Copy every record word for word.

[Start Excerpted records]

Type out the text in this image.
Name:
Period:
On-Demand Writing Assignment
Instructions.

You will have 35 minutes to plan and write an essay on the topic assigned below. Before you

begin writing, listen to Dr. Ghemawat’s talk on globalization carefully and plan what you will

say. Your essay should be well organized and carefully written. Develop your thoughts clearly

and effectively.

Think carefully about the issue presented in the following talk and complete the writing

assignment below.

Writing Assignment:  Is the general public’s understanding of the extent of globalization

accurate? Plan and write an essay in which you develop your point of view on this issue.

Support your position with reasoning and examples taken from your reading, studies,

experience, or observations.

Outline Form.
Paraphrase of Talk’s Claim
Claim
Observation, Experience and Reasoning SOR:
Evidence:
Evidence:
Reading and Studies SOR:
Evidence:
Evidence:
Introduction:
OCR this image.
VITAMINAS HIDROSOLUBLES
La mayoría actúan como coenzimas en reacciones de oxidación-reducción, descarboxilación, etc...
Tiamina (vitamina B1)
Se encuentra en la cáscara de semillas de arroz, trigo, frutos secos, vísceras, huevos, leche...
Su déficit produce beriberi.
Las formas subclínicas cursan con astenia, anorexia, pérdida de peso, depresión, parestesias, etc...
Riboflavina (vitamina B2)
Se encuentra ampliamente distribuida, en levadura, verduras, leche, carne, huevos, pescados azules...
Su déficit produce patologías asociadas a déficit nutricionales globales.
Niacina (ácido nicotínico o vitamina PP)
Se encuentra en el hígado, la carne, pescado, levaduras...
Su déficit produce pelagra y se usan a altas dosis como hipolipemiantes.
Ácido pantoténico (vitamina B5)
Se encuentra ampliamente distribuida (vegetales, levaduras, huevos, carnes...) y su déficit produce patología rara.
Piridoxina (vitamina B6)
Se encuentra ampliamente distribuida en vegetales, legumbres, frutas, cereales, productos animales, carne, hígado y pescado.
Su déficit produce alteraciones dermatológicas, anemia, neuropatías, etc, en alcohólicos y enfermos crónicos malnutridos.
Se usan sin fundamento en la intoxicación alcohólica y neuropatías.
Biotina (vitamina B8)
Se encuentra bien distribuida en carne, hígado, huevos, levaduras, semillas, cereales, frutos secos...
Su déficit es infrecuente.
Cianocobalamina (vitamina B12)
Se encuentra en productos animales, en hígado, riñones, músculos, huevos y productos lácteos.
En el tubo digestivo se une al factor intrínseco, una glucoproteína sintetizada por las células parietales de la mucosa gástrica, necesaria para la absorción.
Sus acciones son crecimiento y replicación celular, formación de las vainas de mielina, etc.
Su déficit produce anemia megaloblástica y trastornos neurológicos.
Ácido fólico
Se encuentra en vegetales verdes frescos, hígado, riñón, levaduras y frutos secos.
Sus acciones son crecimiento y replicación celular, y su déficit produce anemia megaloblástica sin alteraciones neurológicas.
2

[End Excerpted records]

→ **Exercise output**
Type out the text in this image.
Name:
Period:
On-Demand Writing Assignment
Instructions.

You will have 35 minutes to plan and write an essay on the topic assigned below. Before you

begin writing, listen to Dr. Ghemawat’s talk on globalization carefully and plan what you will

say. Your essay should be well organized and carefully written. Develop your thoughts clearly

and effectively.

Think carefully about the issue presented in the following talk and complete the writing

assignment below.

Writing Assignment:  Is the general public’s understanding of the extent of globalization

accurate? Plan and write an essay in which you develop your point of view on this issue.

Support your position with reasoning and examples taken from your reading, studies,

experience, or observations.

Outline Form.
Paraphrase of Talk’s Claim
Claim
Observation, Experience and Reasoning SOR:
Evidence:
Evidence:
Reading and Studies SOR:
Evidence:
Evidence:
Introduction:
OCR this image.
VITAMINAS HIDROSOLUBLES
La mayoría actúan como coenzimas en reacciones de oxidación-reducción, descarboxilación, etc...
Tiamina (vitamina B1)
Se encuentra en la cáscara de semillas de arroz, trigo, frutos secos, vísceras, huevos, leche...
Su déficit produce beriberi.
Las formas subclínicas cursan con astenia, anorexia, pérdida de peso, depresión, parestesias, etc...
Riboflavina (vitamina B2)
Se encuentra ampliamente distribuida, en levadura, verduras, leche, carne, huevos, pescados azules...
Su déficit produce patologías asociadas a déficit nutricionales globales.
Niacina (ácido nicotínico o vitamina PP)
Se encuentra en el hígado, la carne, pescado, levaduras...
Su déficit produce pelagra y se usan a altas dosis como hipolipemiantes.
Ácido pantoténico (vitamina B5)
Se encuentra ampliamente distribuida (vegetales, levaduras, huevos, carnes...) y su déficit produce patología rara.
Piridoxina (vitamina B6)
Se encuentra ampliamente distribuida en vegetales, legumbres, frutas, cereales, productos animales, carne, hígado y pescado.
Su déficit produce alteraciones dermatológicas, anemia, neuropatías, etc, en alcohólicos y enfermos crónicos malnutridos.
Se usan sin fundamento en la intoxicación alcohólica y neuropatías.
Biotina (vitamina B8)
Se encuentra bien distribuida en carne, hígado, huevos, levaduras, semillas, cereales, frutos secos...
Su déficit es infrecuente.
Cianocobalamina (vitamina B12)
Se encuentra en productos animales, en hígado, riñones, músculos, huevos y productos lácteos.
En el tubo digestivo se une al factor intrínseco, una glucoproteína sintetizada por las células parietales de la mucosa gástrica, necesaria para la absorción.
Sus acciones son crecimiento y replicación celular, formación de las vainas de mielina, etc.
Su déficit produce anemia megaloblástica y trastornos neurológicos.
Ácido fólico
Se encuentra en vegetales verdes frescos, hígado, riñón, levaduras y frutos secos.
Sus acciones son crecimiento y replicación celular, y su déficit produce anemia megaloblástica sin alteraciones neurológicas.
2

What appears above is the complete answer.